Problem details: State the number of lines with the string "THAT" in them, and nothing else.

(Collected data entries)
┄┄┄┄┄┄┄┄┄┄

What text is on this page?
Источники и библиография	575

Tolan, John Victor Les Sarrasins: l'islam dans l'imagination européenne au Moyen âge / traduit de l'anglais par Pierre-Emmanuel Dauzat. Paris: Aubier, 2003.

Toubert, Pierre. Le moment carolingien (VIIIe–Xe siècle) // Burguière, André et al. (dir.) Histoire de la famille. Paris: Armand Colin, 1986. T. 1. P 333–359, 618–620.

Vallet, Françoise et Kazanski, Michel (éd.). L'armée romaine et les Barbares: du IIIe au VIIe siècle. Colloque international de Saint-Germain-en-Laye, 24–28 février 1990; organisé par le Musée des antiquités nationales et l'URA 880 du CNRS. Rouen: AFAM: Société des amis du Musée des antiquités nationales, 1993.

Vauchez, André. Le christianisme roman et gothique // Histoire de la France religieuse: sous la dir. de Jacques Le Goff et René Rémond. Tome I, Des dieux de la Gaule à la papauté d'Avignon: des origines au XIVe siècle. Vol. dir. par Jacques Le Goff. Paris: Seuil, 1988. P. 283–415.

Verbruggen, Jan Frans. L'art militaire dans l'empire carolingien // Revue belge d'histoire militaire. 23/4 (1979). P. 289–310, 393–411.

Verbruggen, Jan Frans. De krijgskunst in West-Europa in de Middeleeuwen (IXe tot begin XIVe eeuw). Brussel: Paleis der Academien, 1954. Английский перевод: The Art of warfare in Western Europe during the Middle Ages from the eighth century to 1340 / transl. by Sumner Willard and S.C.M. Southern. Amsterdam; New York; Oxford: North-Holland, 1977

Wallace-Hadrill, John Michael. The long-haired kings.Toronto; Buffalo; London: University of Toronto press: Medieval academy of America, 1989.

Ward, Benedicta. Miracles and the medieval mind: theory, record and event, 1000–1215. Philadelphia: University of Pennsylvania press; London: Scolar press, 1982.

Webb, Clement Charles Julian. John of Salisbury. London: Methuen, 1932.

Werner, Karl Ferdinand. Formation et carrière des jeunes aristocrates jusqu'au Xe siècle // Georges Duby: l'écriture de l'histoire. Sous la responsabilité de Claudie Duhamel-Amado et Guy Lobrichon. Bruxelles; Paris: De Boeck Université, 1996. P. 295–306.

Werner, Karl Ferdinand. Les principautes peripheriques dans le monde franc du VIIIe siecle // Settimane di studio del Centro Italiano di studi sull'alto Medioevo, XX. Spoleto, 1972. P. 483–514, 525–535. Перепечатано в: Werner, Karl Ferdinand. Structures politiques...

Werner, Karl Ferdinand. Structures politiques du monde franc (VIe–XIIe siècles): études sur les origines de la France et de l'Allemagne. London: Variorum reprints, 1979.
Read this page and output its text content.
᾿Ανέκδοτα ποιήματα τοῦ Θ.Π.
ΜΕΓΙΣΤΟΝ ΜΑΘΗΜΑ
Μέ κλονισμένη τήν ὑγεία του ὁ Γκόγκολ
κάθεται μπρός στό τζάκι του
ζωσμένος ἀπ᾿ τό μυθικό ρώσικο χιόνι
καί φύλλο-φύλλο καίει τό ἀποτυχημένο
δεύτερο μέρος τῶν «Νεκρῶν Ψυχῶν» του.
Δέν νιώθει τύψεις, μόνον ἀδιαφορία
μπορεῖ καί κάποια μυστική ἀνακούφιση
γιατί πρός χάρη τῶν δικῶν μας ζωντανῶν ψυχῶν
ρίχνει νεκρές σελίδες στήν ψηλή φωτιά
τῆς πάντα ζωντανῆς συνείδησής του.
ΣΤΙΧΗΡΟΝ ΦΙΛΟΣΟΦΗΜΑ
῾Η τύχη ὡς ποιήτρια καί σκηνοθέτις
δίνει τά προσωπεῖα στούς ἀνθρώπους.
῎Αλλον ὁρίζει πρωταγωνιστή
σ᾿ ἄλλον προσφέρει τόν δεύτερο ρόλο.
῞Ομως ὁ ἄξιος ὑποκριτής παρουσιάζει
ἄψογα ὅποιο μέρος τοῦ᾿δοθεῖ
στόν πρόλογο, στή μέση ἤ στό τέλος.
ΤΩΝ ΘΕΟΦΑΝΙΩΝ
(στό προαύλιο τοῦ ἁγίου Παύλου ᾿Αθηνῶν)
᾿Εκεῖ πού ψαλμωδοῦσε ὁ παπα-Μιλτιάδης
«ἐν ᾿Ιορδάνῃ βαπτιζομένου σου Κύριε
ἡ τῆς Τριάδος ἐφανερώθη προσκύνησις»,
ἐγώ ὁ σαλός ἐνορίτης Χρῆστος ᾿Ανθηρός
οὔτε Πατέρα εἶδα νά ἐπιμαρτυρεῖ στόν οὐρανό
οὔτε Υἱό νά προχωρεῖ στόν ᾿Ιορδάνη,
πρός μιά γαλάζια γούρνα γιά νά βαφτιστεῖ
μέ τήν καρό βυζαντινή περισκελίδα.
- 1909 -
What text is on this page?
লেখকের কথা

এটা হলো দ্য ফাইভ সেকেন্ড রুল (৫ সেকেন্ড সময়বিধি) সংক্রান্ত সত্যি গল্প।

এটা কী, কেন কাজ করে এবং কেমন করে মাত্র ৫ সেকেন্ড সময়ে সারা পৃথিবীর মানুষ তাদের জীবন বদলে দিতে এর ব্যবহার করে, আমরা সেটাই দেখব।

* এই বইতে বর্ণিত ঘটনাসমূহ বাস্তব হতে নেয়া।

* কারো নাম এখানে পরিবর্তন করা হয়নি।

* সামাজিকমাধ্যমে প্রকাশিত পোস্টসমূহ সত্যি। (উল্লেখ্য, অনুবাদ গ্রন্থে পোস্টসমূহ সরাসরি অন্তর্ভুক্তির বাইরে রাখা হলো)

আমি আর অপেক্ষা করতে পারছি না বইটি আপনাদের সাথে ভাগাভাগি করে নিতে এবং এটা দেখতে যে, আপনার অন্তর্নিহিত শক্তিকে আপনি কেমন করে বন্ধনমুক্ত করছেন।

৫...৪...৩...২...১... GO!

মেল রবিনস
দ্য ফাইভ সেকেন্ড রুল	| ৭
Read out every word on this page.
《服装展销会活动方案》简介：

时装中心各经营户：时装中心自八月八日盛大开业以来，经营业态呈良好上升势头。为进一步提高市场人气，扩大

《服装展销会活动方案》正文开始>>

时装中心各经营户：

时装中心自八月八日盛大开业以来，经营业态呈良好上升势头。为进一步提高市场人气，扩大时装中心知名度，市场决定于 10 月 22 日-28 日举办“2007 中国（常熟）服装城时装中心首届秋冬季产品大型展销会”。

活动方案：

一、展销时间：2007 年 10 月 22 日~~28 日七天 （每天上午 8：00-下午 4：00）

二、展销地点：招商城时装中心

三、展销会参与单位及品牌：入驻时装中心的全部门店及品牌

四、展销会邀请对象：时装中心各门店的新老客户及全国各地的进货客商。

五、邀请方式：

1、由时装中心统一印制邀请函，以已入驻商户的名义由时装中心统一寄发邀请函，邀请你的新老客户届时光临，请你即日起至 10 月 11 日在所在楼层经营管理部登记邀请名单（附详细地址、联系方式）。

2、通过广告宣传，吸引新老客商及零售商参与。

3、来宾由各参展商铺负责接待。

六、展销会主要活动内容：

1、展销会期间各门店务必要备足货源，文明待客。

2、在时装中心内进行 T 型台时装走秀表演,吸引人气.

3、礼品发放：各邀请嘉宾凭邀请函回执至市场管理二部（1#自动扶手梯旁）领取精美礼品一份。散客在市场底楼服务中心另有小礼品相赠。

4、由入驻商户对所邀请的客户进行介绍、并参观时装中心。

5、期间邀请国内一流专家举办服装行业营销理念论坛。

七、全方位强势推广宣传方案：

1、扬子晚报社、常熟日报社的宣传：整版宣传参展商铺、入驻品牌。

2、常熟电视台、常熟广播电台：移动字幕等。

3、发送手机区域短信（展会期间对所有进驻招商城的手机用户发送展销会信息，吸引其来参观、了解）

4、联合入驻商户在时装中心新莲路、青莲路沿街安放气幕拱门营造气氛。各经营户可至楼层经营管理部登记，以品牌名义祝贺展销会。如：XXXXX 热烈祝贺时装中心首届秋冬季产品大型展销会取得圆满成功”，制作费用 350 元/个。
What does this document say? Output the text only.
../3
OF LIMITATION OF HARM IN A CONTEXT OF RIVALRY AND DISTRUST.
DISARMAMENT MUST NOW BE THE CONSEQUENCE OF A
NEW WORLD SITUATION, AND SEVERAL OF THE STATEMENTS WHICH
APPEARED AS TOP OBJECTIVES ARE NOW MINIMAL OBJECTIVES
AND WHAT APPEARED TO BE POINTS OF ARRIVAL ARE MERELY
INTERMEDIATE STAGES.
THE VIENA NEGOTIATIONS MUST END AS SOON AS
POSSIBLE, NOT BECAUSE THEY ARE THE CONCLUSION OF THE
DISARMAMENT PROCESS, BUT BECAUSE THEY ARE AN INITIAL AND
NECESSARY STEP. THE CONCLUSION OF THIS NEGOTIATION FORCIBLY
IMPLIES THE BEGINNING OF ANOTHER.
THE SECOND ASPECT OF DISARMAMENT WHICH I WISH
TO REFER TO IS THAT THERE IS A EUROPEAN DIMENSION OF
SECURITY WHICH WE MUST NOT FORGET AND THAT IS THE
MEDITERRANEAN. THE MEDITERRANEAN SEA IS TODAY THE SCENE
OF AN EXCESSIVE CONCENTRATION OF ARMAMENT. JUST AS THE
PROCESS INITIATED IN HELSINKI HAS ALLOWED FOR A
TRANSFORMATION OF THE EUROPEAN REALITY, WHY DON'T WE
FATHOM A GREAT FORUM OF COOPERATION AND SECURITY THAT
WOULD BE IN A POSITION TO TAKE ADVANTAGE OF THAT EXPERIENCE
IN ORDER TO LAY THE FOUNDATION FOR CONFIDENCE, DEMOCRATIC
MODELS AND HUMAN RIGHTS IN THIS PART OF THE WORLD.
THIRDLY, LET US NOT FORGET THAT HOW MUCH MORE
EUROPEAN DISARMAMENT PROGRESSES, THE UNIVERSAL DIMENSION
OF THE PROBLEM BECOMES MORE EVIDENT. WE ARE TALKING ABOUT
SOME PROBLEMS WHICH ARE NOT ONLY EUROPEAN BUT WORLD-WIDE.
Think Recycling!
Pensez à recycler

┄┄┄┄┄┄┄┄┄┄

Output of the task: 5